▶ _DATA PROVIDED_
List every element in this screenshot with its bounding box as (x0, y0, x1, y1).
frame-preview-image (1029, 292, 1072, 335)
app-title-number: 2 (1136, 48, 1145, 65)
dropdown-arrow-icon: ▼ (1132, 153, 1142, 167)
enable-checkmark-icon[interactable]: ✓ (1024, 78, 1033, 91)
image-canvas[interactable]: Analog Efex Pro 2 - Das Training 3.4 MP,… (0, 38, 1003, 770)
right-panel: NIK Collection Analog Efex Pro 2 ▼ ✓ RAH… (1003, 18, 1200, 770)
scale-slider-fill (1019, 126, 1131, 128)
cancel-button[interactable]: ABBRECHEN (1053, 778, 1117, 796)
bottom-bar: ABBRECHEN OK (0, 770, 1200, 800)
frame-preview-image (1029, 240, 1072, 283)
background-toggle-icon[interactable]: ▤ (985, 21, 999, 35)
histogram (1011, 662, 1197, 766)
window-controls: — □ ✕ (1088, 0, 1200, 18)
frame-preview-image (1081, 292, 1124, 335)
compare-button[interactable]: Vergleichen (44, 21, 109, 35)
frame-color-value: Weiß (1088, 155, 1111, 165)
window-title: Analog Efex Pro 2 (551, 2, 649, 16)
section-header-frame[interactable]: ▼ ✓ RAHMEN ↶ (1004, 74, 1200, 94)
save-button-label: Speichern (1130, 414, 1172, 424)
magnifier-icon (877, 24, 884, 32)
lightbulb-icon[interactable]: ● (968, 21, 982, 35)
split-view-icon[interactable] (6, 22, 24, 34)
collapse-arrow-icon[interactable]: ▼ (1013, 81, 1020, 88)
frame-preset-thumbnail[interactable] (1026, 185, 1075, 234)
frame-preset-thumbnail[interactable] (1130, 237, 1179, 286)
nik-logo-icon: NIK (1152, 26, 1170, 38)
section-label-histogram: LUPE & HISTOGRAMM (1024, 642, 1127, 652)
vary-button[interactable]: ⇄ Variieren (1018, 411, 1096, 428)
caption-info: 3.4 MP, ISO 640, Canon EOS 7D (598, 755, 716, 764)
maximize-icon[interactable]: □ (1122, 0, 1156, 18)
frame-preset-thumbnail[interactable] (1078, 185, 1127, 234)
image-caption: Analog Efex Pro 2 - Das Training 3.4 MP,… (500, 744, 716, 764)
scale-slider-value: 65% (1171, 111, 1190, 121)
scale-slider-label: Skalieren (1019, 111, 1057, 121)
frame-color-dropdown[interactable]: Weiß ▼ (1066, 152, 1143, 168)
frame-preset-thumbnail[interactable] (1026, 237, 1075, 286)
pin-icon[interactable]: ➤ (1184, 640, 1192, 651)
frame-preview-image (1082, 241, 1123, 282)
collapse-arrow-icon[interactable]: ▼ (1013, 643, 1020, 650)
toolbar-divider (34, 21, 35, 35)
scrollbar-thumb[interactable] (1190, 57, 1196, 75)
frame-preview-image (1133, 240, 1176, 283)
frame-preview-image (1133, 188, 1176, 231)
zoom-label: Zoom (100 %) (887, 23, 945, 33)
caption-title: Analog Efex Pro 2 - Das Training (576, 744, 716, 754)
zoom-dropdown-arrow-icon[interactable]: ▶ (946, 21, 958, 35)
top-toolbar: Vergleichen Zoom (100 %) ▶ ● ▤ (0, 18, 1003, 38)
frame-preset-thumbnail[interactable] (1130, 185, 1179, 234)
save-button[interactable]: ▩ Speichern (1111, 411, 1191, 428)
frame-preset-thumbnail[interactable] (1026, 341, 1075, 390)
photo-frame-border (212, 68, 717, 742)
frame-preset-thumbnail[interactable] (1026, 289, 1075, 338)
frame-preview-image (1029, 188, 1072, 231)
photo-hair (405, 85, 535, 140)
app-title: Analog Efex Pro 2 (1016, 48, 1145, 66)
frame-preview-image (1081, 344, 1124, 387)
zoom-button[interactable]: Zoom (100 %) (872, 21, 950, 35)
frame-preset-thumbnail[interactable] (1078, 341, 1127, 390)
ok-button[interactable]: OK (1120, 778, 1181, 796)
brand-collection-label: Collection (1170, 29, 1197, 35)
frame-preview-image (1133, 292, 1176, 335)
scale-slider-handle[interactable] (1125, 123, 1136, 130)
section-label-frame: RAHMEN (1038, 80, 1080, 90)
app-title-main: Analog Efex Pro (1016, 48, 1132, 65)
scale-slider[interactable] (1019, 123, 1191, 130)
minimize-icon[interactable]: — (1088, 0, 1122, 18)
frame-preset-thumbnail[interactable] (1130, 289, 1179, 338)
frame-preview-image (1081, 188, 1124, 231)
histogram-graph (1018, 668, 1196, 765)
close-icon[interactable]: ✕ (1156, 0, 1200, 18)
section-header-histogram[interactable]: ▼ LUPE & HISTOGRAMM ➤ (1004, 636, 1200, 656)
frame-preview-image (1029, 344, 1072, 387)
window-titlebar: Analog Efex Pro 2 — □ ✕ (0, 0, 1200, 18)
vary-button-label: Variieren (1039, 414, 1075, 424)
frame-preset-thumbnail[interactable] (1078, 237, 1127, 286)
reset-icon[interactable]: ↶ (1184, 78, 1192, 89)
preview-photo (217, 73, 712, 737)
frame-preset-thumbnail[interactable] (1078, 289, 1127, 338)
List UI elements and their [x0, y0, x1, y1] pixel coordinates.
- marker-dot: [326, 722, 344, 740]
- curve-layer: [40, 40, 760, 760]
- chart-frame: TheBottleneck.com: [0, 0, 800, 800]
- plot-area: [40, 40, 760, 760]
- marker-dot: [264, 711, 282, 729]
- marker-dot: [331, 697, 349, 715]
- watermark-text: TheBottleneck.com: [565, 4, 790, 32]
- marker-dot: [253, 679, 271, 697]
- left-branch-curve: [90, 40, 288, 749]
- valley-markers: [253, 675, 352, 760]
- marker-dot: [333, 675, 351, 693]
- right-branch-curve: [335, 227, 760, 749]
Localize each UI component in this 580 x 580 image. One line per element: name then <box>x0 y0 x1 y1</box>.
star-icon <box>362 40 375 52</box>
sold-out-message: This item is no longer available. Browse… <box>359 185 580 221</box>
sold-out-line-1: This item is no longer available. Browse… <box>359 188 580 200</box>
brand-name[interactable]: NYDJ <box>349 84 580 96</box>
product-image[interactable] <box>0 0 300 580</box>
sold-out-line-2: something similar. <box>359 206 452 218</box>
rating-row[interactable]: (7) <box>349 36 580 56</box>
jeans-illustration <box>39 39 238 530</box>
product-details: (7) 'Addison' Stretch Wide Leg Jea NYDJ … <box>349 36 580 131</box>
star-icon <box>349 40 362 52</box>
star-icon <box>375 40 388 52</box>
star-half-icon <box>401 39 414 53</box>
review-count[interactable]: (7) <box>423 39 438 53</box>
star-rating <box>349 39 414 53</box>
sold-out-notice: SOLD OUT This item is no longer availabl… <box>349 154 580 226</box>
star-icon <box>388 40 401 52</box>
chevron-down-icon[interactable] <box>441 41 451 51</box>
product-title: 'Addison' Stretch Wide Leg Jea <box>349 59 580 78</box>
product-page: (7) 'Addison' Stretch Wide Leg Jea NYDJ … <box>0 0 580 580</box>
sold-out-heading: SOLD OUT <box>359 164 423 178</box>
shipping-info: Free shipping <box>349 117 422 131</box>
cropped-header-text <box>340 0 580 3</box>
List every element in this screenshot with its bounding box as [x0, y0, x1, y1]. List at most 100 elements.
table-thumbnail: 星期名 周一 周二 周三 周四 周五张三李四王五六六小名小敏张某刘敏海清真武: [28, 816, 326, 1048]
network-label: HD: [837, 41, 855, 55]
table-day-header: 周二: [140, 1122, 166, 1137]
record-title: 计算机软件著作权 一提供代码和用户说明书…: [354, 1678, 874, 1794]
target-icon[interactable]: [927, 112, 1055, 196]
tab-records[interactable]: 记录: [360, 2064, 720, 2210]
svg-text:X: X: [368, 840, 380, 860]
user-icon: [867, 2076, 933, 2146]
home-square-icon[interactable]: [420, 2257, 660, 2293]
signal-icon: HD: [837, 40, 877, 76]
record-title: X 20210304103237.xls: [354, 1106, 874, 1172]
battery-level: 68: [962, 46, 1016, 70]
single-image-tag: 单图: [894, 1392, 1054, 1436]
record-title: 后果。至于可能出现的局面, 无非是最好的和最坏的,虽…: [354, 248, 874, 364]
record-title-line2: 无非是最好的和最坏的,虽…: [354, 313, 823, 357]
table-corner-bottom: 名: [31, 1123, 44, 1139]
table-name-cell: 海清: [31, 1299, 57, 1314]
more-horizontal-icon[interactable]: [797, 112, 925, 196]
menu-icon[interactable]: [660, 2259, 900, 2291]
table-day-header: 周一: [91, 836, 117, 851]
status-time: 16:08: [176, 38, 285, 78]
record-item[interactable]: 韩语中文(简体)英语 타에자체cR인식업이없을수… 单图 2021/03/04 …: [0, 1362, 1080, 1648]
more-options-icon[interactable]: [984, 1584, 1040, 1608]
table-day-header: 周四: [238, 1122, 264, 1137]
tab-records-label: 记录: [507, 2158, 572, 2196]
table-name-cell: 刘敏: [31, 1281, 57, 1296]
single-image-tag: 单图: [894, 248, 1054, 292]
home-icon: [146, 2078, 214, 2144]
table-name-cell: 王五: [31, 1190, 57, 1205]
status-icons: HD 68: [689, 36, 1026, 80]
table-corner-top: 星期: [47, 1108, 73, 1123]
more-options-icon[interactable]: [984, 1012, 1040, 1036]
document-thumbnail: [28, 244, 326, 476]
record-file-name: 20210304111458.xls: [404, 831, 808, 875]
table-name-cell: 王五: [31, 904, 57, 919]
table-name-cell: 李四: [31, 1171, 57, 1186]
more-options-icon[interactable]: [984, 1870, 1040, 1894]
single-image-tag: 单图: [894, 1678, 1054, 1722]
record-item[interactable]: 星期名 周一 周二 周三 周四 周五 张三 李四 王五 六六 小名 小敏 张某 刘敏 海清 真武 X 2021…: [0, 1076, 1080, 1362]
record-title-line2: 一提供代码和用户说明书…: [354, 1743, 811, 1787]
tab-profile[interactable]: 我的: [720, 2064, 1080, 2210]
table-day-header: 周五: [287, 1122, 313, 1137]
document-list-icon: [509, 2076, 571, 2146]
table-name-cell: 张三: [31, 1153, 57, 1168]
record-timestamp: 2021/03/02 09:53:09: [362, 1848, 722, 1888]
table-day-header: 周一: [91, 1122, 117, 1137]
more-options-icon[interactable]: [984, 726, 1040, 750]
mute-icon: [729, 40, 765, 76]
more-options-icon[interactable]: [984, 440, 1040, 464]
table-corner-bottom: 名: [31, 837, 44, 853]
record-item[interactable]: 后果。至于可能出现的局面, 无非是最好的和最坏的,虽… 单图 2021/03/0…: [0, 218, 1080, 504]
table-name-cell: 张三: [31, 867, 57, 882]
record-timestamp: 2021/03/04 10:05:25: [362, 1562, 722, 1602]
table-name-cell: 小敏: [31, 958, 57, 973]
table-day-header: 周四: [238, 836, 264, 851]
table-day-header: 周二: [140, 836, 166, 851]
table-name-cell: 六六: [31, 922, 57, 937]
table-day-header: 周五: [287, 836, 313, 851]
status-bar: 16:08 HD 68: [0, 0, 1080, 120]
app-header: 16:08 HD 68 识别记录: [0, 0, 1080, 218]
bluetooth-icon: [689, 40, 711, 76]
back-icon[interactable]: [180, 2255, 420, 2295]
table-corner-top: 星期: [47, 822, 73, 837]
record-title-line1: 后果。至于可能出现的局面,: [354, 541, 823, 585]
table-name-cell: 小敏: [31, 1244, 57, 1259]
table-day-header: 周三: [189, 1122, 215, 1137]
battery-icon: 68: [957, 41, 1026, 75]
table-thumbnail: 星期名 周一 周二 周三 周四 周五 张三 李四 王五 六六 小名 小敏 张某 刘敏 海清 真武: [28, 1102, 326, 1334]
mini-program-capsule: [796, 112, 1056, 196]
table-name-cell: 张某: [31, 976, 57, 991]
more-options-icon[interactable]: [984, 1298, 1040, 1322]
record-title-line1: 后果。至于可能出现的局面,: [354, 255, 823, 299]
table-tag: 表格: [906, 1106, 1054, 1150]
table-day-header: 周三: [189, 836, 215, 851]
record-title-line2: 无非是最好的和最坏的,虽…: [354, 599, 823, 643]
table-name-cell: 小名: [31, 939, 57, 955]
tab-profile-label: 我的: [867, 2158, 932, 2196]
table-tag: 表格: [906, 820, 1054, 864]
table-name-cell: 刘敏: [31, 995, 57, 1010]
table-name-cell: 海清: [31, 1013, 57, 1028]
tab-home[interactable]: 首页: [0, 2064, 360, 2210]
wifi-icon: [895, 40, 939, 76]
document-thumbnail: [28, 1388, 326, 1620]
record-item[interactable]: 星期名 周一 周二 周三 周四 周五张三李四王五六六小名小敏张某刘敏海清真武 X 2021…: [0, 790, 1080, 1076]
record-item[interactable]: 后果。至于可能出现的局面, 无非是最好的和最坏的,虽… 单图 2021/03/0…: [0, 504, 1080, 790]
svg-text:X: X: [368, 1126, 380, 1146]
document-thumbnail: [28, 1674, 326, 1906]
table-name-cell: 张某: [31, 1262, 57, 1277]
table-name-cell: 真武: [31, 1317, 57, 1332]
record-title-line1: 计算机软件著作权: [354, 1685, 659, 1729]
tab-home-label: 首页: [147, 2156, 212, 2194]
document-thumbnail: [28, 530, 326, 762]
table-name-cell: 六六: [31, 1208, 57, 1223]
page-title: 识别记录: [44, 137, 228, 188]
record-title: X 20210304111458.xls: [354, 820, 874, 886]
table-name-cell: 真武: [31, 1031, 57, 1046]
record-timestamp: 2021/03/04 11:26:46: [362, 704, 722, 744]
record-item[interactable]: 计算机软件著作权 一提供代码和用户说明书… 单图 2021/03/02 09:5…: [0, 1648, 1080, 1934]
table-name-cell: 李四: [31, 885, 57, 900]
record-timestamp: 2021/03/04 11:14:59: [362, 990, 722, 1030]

▶ _GOAL_
Output everything from the start of the lines down to the line containing "frame-preset-thumbnail[interactable] (1130, 237, 1179, 286)", with both ends included, copied verbatim.

▶ _WRITTEN ANSWER_
List every element in this screenshot with its bounding box as (x0, y0, x1, y1).
frame-preview-image (1029, 292, 1072, 335)
app-title-number: 2 (1136, 48, 1145, 65)
dropdown-arrow-icon: ▼ (1132, 153, 1142, 167)
enable-checkmark-icon[interactable]: ✓ (1024, 78, 1033, 91)
image-canvas[interactable]: Analog Efex Pro 2 - Das Training 3.4 MP,… (0, 38, 1003, 770)
right-panel: NIK Collection Analog Efex Pro 2 ▼ ✓ RAH… (1003, 18, 1200, 770)
scale-slider-fill (1019, 126, 1131, 128)
cancel-button[interactable]: ABBRECHEN (1053, 778, 1117, 796)
bottom-bar: ABBRECHEN OK (0, 770, 1200, 800)
frame-preview-image (1029, 240, 1072, 283)
background-toggle-icon[interactable]: ▤ (985, 21, 999, 35)
histogram (1011, 662, 1197, 766)
window-controls: — □ ✕ (1088, 0, 1200, 18)
frame-preview-image (1081, 292, 1124, 335)
compare-button[interactable]: Vergleichen (44, 21, 109, 35)
frame-color-value: Weiß (1088, 155, 1111, 165)
window-title: Analog Efex Pro 2 (551, 2, 649, 16)
section-header-frame[interactable]: ▼ ✓ RAHMEN ↶ (1004, 74, 1200, 94)
save-button-label: Speichern (1130, 414, 1172, 424)
magnifier-icon (877, 24, 884, 32)
lightbulb-icon[interactable]: ● (968, 21, 982, 35)
split-view-icon[interactable] (6, 22, 24, 34)
collapse-arrow-icon[interactable]: ▼ (1013, 81, 1020, 88)
frame-preset-thumbnail[interactable] (1026, 185, 1075, 234)
frame-preset-thumbnail[interactable] (1130, 237, 1179, 286)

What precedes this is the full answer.